───── Provided entries ─────
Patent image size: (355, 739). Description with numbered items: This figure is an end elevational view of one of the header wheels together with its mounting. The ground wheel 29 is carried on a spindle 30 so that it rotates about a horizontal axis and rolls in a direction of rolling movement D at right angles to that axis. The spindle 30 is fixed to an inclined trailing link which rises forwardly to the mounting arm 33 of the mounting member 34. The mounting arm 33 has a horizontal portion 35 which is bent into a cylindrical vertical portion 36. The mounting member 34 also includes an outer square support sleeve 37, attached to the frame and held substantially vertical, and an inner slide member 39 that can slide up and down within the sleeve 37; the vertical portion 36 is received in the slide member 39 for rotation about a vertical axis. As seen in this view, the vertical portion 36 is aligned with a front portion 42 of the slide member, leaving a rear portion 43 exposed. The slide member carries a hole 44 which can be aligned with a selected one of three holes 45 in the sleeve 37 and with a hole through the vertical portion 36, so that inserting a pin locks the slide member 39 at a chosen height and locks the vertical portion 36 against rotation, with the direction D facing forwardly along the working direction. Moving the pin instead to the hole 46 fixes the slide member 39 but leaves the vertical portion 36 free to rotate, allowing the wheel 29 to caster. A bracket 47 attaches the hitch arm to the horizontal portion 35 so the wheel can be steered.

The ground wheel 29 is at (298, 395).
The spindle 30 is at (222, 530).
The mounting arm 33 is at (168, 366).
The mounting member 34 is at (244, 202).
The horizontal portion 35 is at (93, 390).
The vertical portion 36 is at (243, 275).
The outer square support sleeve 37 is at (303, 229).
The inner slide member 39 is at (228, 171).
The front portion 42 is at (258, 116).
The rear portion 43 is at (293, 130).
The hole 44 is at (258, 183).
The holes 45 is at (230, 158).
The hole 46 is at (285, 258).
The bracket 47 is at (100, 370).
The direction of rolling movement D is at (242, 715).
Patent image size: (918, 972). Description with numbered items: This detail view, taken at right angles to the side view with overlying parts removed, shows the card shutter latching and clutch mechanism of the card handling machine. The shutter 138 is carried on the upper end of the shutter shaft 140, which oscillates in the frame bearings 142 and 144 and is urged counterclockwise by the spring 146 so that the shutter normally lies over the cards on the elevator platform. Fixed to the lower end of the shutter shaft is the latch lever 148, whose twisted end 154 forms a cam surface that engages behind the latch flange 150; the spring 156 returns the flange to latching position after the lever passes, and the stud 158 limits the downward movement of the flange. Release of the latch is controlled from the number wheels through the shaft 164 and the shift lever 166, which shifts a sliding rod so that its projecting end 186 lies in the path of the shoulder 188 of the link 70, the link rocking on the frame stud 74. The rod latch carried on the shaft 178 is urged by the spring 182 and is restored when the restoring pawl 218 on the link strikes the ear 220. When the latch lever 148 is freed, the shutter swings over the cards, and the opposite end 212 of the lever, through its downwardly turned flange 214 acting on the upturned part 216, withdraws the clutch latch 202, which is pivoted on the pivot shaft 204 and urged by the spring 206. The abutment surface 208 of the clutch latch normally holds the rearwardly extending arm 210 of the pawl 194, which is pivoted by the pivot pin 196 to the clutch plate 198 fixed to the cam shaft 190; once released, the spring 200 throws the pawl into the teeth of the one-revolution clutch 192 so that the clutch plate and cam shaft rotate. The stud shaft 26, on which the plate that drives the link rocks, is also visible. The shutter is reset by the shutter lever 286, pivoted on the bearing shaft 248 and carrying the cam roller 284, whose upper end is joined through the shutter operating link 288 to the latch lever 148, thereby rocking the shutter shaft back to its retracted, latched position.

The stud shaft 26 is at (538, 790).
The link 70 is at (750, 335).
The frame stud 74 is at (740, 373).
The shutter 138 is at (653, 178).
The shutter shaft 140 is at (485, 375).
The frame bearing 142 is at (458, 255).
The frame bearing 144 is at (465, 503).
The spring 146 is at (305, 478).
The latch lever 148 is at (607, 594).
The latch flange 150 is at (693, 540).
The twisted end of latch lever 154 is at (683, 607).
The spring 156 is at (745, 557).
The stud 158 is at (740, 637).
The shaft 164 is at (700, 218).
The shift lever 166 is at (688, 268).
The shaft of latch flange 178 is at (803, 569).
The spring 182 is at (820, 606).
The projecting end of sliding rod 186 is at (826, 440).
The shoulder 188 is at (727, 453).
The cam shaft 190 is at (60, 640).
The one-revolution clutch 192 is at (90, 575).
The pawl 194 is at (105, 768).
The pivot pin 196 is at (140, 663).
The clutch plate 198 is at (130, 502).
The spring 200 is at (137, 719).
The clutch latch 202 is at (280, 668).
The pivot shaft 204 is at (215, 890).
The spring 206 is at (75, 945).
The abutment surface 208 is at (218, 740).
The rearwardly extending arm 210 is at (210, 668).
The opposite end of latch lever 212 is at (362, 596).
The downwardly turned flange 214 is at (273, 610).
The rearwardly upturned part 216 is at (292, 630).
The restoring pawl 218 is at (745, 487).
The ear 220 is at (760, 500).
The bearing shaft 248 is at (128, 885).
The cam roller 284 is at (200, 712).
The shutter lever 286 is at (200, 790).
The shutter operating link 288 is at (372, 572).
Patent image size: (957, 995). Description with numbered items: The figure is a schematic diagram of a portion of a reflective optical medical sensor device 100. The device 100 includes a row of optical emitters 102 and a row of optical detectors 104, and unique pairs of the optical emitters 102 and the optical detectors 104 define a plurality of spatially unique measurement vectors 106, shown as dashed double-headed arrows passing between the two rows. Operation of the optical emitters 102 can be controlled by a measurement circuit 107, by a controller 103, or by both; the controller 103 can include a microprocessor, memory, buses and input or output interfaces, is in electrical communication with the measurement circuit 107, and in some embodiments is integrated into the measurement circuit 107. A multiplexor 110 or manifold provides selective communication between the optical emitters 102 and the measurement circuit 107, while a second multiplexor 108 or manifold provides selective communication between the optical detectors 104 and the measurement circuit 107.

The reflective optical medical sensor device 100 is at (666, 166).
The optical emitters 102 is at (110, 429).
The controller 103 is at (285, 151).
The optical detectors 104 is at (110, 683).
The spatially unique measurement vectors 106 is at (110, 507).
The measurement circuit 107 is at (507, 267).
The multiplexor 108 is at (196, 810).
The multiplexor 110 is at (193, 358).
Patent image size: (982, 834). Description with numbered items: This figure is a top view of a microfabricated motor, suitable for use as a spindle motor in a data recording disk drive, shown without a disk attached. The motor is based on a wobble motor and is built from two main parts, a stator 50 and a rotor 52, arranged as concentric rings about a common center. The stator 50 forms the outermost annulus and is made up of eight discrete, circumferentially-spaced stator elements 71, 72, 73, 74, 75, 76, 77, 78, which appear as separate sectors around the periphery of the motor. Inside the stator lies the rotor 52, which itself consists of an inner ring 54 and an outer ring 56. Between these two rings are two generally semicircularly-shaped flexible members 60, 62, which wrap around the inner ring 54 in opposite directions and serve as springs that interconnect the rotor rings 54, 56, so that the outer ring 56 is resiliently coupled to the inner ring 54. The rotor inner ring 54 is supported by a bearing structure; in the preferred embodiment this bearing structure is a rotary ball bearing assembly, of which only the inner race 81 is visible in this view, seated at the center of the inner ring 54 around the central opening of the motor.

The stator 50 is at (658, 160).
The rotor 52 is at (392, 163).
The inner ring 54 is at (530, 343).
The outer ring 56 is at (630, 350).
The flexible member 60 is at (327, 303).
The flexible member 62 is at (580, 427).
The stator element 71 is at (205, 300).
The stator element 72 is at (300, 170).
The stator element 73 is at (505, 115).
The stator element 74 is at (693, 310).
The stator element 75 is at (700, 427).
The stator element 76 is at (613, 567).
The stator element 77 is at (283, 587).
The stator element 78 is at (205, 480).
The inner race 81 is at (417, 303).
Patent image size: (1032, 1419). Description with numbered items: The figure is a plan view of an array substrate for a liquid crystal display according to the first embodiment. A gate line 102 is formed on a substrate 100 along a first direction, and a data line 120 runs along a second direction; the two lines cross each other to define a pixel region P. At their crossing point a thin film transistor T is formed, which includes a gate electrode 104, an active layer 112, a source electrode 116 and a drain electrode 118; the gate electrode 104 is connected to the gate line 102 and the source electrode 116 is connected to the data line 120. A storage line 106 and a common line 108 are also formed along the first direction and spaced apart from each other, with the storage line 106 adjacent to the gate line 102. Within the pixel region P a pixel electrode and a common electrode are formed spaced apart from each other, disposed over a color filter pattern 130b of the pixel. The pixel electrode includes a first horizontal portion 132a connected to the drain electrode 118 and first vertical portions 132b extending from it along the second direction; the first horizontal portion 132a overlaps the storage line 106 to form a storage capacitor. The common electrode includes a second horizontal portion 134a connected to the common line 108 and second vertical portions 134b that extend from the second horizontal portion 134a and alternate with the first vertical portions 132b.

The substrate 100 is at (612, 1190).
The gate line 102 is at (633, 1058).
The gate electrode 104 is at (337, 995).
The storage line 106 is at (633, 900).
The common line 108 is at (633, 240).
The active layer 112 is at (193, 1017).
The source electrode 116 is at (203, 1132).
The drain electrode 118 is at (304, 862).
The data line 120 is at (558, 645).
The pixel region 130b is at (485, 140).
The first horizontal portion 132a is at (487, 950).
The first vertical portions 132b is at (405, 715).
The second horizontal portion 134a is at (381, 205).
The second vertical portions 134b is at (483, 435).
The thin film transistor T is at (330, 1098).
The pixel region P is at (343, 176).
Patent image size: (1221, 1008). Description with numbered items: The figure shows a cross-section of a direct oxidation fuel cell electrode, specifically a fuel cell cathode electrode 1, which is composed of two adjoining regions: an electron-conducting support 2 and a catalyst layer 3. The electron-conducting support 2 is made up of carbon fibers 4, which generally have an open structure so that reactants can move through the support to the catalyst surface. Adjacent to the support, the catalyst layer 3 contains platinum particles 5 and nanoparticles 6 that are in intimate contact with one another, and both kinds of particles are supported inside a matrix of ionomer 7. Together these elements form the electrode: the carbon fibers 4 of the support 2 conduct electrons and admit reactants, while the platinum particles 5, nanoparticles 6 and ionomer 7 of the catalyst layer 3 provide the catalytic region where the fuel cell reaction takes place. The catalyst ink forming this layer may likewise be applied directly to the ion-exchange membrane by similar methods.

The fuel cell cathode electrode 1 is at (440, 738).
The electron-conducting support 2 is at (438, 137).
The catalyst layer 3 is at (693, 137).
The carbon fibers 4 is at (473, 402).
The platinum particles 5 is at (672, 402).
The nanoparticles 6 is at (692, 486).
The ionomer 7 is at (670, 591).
─────
◆ What the task asks
Quote verbatim every row from the one containing "Patent image size: (1221, 1008)." through the last row of the block, including both.

◆ Exercise result
Patent image size: (1221, 1008). Description with numbered items: The figure shows a cross-section of a direct oxidation fuel cell electrode, specifically a fuel cell cathode electrode 1, which is composed of two adjoining regions: an electron-conducting support 2 and a catalyst layer 3. The electron-conducting support 2 is made up of carbon fibers 4, which generally have an open structure so that reactants can move through the support to the catalyst surface. Adjacent to the support, the catalyst layer 3 contains platinum particles 5 and nanoparticles 6 that are in intimate contact with one another, and both kinds of particles are supported inside a matrix of ionomer 7. Together these elements form the electrode: the carbon fibers 4 of the support 2 conduct electrons and admit reactants, while the platinum particles 5, nanoparticles 6 and ionomer 7 of the catalyst layer 3 provide the catalytic region where the fuel cell reaction takes place. The catalyst ink forming this layer may likewise be applied directly to the ion-exchange membrane by similar methods.

The fuel cell cathode electrode 1 is at (440, 738).
The electron-conducting support 2 is at (438, 137).
The catalyst layer 3 is at (693, 137).
The carbon fibers 4 is at (473, 402).
The platinum particles 5 is at (672, 402).
The nanoparticles 6 is at (692, 486).
The ionomer 7 is at (670, 591).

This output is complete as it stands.